- [OBJECTIVE]
Make an exact copy of the records, dropping all pictures.

- [PROVIDED RECORDS]
>>>
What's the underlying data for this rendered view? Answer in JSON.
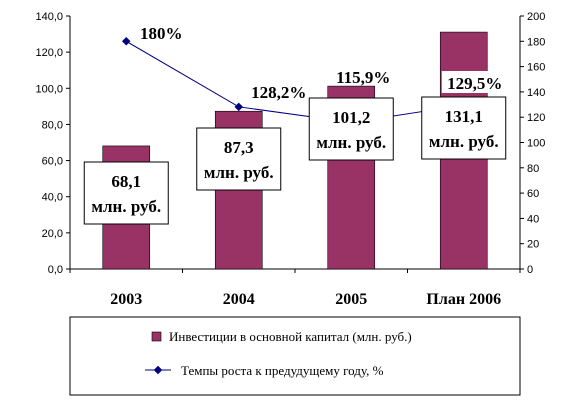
{
  "chart_data": {
    "type": "bar",
    "categories": [
      "2003",
      "2004",
      "2005",
      "План 2006"
    ],
    "series": [
      {
        "name": "Инвестиции в основной капитал (млн. руб.)",
        "values": [
          68.1,
          87.3,
          101.2,
          131.1
        ],
        "color": "#993366",
        "axis": "left"
      },
      {
        "name": "Темпы роста к предудущему году, %",
        "type": "line",
        "values": [
          180,
          128.2,
          115.9,
          129.5
        ],
        "color": "#000080",
        "axis": "right"
      }
    ],
    "value_labels": [
      [
        "68,1",
        "млн. руб."
      ],
      [
        "87,3",
        "млн. руб."
      ],
      [
        "101,2",
        "млн. руб."
      ],
      [
        "131,1",
        "млн. руб."
      ]
    ],
    "percent_labels": [
      "180%",
      "128,2%",
      "115,9%",
      "129,5%"
    ],
    "y_left": {
      "lim": [
        0,
        140
      ],
      "ticks": [
        "0,0",
        "20,0",
        "40,0",
        "60,0",
        "80,0",
        "100,0",
        "120,0",
        "140,0"
      ]
    },
    "y_right": {
      "lim": [
        0,
        200
      ],
      "ticks": [
        "0",
        "20",
        "40",
        "60",
        "80",
        "100",
        "120",
        "140",
        "160",
        "180",
        "200"
      ]
    },
    "legend_position": "bottom",
    "grid": false
  }
}
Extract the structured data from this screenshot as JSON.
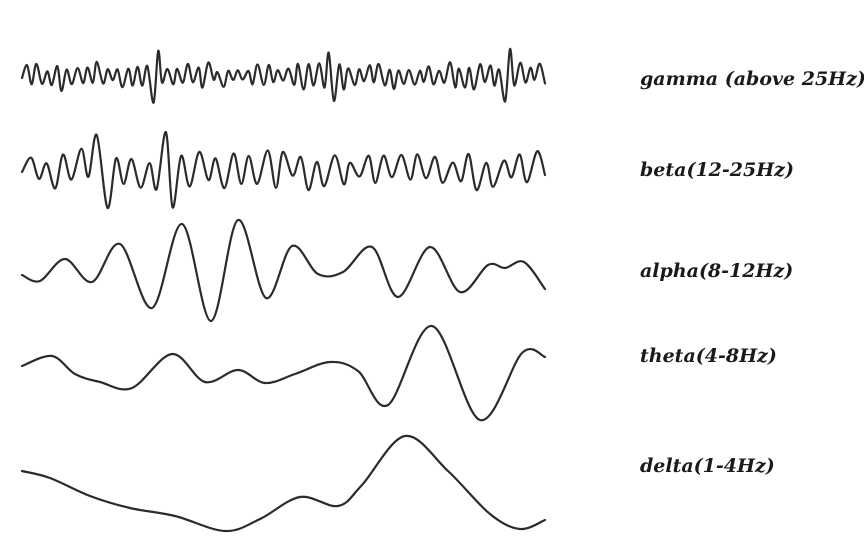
{
  "waves": [
    {
      "id": "gamma",
      "label": "gamma (above 25Hz)"
    },
    {
      "id": "beta",
      "label": "beta(12-25Hz)"
    },
    {
      "id": "alpha",
      "label": "alpha(8-12Hz)"
    },
    {
      "id": "theta",
      "label": "theta(4-8Hz)"
    },
    {
      "id": "delta",
      "label": "delta(1-4Hz)"
    }
  ],
  "colors": {
    "stroke": "#2b2b2b",
    "text": "#1a1a1a",
    "background": "#ffffff"
  }
}
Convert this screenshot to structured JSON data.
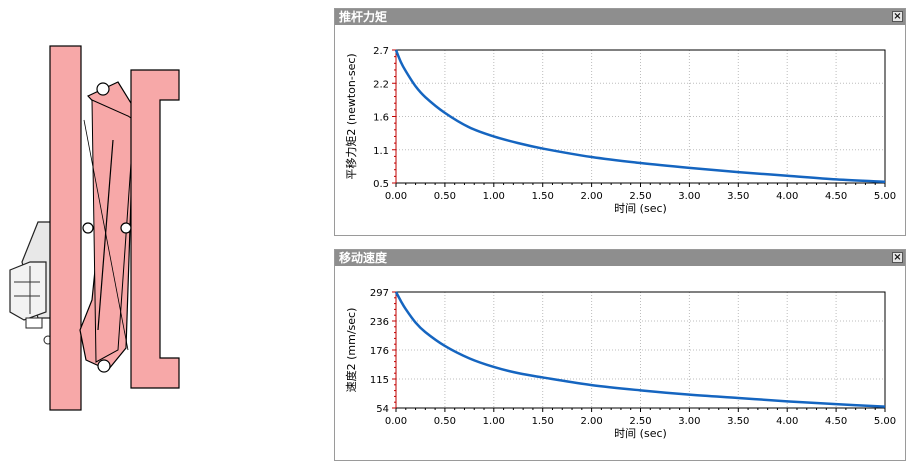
{
  "panels": [
    {
      "title": "推杆力矩",
      "close_glyph": "×",
      "chart_data": {
        "type": "line",
        "xlabel": "时间 (sec)",
        "ylabel": "平移力矩2 (newton-sec)",
        "xlim": [
          0,
          5
        ],
        "ylim": [
          0.5,
          2.7
        ],
        "x_ticks": [
          "0.00",
          "0.50",
          "1.00",
          "1.50",
          "2.00",
          "2.50",
          "3.00",
          "3.50",
          "4.00",
          "4.50",
          "5.00"
        ],
        "y_ticks": [
          "2.7",
          "2.2",
          "1.6",
          "1.1",
          "0.5"
        ],
        "grid": true,
        "line_color": "#1565c0",
        "x": [
          0,
          0.05,
          0.1,
          0.2,
          0.3,
          0.5,
          0.75,
          1.0,
          1.25,
          1.5,
          2.0,
          2.5,
          3.0,
          3.5,
          4.0,
          4.5,
          5.0
        ],
        "y": [
          2.7,
          2.5,
          2.35,
          2.1,
          1.92,
          1.66,
          1.42,
          1.27,
          1.16,
          1.07,
          0.93,
          0.83,
          0.75,
          0.68,
          0.62,
          0.56,
          0.52
        ]
      }
    },
    {
      "title": "移动速度",
      "close_glyph": "×",
      "chart_data": {
        "type": "line",
        "xlabel": "时间 (sec)",
        "ylabel": "速度2 (mm/sec)",
        "xlim": [
          0,
          5
        ],
        "ylim": [
          54,
          297
        ],
        "x_ticks": [
          "0.00",
          "0.50",
          "1.00",
          "1.50",
          "2.00",
          "2.50",
          "3.00",
          "3.50",
          "4.00",
          "4.50",
          "5.00"
        ],
        "y_ticks": [
          "297",
          "236",
          "176",
          "115",
          "54"
        ],
        "grid": true,
        "line_color": "#1565c0",
        "x": [
          0,
          0.05,
          0.1,
          0.2,
          0.3,
          0.5,
          0.75,
          1.0,
          1.25,
          1.5,
          2.0,
          2.5,
          3.0,
          3.5,
          4.0,
          4.5,
          5.0
        ],
        "y": [
          297,
          278,
          261,
          233,
          213,
          184,
          158,
          140,
          127,
          118,
          102,
          91,
          82,
          75,
          68,
          62,
          57
        ]
      }
    }
  ],
  "mechanism": {
    "plate_color": "#f7a8a8",
    "outline_color": "#000000"
  }
}
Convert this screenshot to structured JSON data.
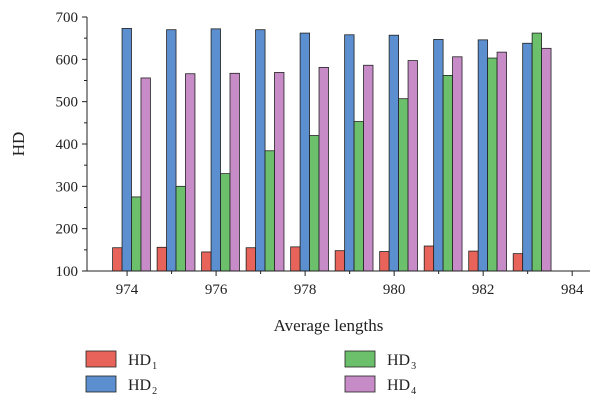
{
  "chart_data": {
    "type": "bar",
    "xlabel": "Average lengths",
    "ylabel": "HD",
    "ylim": [
      100,
      700
    ],
    "yticks": [
      100,
      200,
      300,
      400,
      500,
      600,
      700
    ],
    "xticks": [
      "974",
      "976",
      "978",
      "980",
      "982",
      "984"
    ],
    "xtick_values": [
      974,
      976,
      978,
      980,
      982,
      984
    ],
    "xlim": [
      973.1,
      984.4
    ],
    "group_centers": [
      974.1,
      975.1,
      976.1,
      977.1,
      978.1,
      979.1,
      980.1,
      981.1,
      982.1,
      983.1
    ],
    "group_width": 0.85,
    "grid": false,
    "legend_position": "bottom",
    "series": [
      {
        "name": "HD",
        "sub": "1",
        "color": "#e8645a",
        "values": [
          155,
          156,
          145,
          155,
          157,
          148,
          146,
          159,
          147,
          141
        ]
      },
      {
        "name": "HD",
        "sub": "2",
        "color": "#5b8fcf",
        "values": [
          673,
          670,
          672,
          670,
          662,
          658,
          657,
          647,
          646,
          638
        ]
      },
      {
        "name": "HD",
        "sub": "3",
        "color": "#6cc06c",
        "values": [
          275,
          300,
          330,
          384,
          420,
          453,
          507,
          562,
          603,
          662
        ]
      },
      {
        "name": "HD",
        "sub": "4",
        "color": "#c78cc8",
        "values": [
          556,
          566,
          567,
          569,
          581,
          586,
          597,
          606,
          617,
          626
        ]
      }
    ]
  }
}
<<<
- [ANSWER TO THE PROBLEM]
What's the underlying data for this rendered view? Answer in JSON.
{
  "chart_data": {
    "type": "bar",
    "categories": [
      "2003",
      "2004",
      "2005",
      "План 2006"
    ],
    "series": [
      {
        "name": "Инвестиции в основной капитал (млн. руб.)",
        "values": [
          68.1,
          87.3,
          101.2,
          131.1
        ],
        "color": "#993366",
        "axis": "left"
      },
      {
        "name": "Темпы роста к предудущему году, %",
        "type": "line",
        "values": [
          180,
          128.2,
          115.9,
          129.5
        ],
        "color": "#000080",
        "axis": "right"
      }
    ],
    "value_labels": [
      [
        "68,1",
        "млн. руб."
      ],
      [
        "87,3",
        "млн. руб."
      ],
      [
        "101,2",
        "млн. руб."
      ],
      [
        "131,1",
        "млн. руб."
      ]
    ],
    "percent_labels": [
      "180%",
      "128,2%",
      "115,9%",
      "129,5%"
    ],
    "y_left": {
      "lim": [
        0,
        140
      ],
      "ticks": [
        "0,0",
        "20,0",
        "40,0",
        "60,0",
        "80,0",
        "100,0",
        "120,0",
        "140,0"
      ]
    },
    "y_right": {
      "lim": [
        0,
        200
      ],
      "ticks": [
        "0",
        "20",
        "40",
        "60",
        "80",
        "100",
        "120",
        "140",
        "160",
        "180",
        "200"
      ]
    },
    "legend_position": "bottom",
    "grid": false
  }
}
Extract the structured data from this screenshot as JSON.
{
  "waves": [
    {
      "id": "gamma",
      "label": "gamma (above 25Hz)"
    },
    {
      "id": "beta",
      "label": "beta(12-25Hz)"
    },
    {
      "id": "alpha",
      "label": "alpha(8-12Hz)"
    },
    {
      "id": "theta",
      "label": "theta(4-8Hz)"
    },
    {
      "id": "delta",
      "label": "delta(1-4Hz)"
    }
  ],
  "colors": {
    "stroke": "#2b2b2b",
    "text": "#1a1a1a",
    "background": "#ffffff"
  }
}
Convert this screenshot to structured JSON data.
{
  "panels": [
    {
      "title": "推杆力矩",
      "close_glyph": "×",
      "chart_data": {
        "type": "line",
        "xlabel": "时间 (sec)",
        "ylabel": "平移力矩2 (newton-sec)",
        "xlim": [
          0,
          5
        ],
        "ylim": [
          0.5,
          2.7
        ],
        "x_ticks": [
          "0.00",
          "0.50",
          "1.00",
          "1.50",
          "2.00",
          "2.50",
          "3.00",
          "3.50",
          "4.00",
          "4.50",
          "5.00"
        ],
        "y_ticks": [
          "2.7",
          "2.2",
          "1.6",
          "1.1",
          "0.5"
        ],
        "grid": true,
        "line_color": "#1565c0",
        "x": [
          0,
          0.05,
          0.1,
          0.2,
          0.3,
          0.5,
          0.75,
          1.0,
          1.25,
          1.5,
          2.0,
          2.5,
          3.0,
          3.5,
          4.0,
          4.5,
          5.0
        ],
        "y": [
          2.7,
          2.5,
          2.35,
          2.1,
          1.92,
          1.66,
          1.42,
          1.27,
          1.16,
          1.07,
          0.93,
          0.83,
          0.75,
          0.68,
          0.62,
          0.56,
          0.52
        ]
      }
    },
    {
      "title": "移动速度",
      "close_glyph": "×",
      "chart_data": {
        "type": "line",
        "xlabel": "时间 (sec)",
        "ylabel": "速度2 (mm/sec)",
        "xlim": [
          0,
          5
        ],
        "ylim": [
          54,
          297
        ],
        "x_ticks": [
          "0.00",
          "0.50",
          "1.00",
          "1.50",
          "2.00",
          "2.50",
          "3.00",
          "3.50",
          "4.00",
          "4.50",
          "5.00"
        ],
        "y_ticks": [
          "297",
          "236",
          "176",
          "115",
          "54"
        ],
        "grid": true,
        "line_color": "#1565c0",
        "x": [
          0,
          0.05,
          0.1,
          0.2,
          0.3,
          0.5,
          0.75,
          1.0,
          1.25,
          1.5,
          2.0,
          2.5,
          3.0,
          3.5,
          4.0,
          4.5,
          5.0
        ],
        "y": [
          297,
          278,
          261,
          233,
          213,
          184,
          158,
          140,
          127,
          118,
          102,
          91,
          82,
          75,
          68,
          62,
          57
        ]
      }
    }
  ],
  "mechanism": {
    "plate_color": "#f7a8a8",
    "outline_color": "#000000"
  }
}
Convert this screenshot to structured JSON data.
{
  "chart_data": {
    "type": "bar",
    "xlabel": "Average lengths",
    "ylabel": "HD",
    "ylim": [
      100,
      700
    ],
    "yticks": [
      100,
      200,
      300,
      400,
      500,
      600,
      700
    ],
    "xticks": [
      "974",
      "976",
      "978",
      "980",
      "982",
      "984"
    ],
    "xtick_values": [
      974,
      976,
      978,
      980,
      982,
      984
    ],
    "xlim": [
      973.1,
      984.4
    ],
    "group_centers": [
      974.1,
      975.1,
      976.1,
      977.1,
      978.1,
      979.1,
      980.1,
      981.1,
      982.1,
      983.1
    ],
    "group_width": 0.85,
    "grid": false,
    "legend_position": "bottom",
    "series": [
      {
        "name": "HD",
        "sub": "1",
        "color": "#e8645a",
        "values": [
          155,
          156,
          145,
          155,
          157,
          148,
          146,
          159,
          147,
          141
        ]
      },
      {
        "name": "HD",
        "sub": "2",
        "color": "#5b8fcf",
        "values": [
          673,
          670,
          672,
          670,
          662,
          658,
          657,
          647,
          646,
          638
        ]
      },
      {
        "name": "HD",
        "sub": "3",
        "color": "#6cc06c",
        "values": [
          275,
          300,
          330,
          384,
          420,
          453,
          507,
          562,
          603,
          662
        ]
      },
      {
        "name": "HD",
        "sub": "4",
        "color": "#c78cc8",
        "values": [
          556,
          566,
          567,
          569,
          581,
          586,
          597,
          606,
          617,
          626
        ]
      }
    ]
  }
}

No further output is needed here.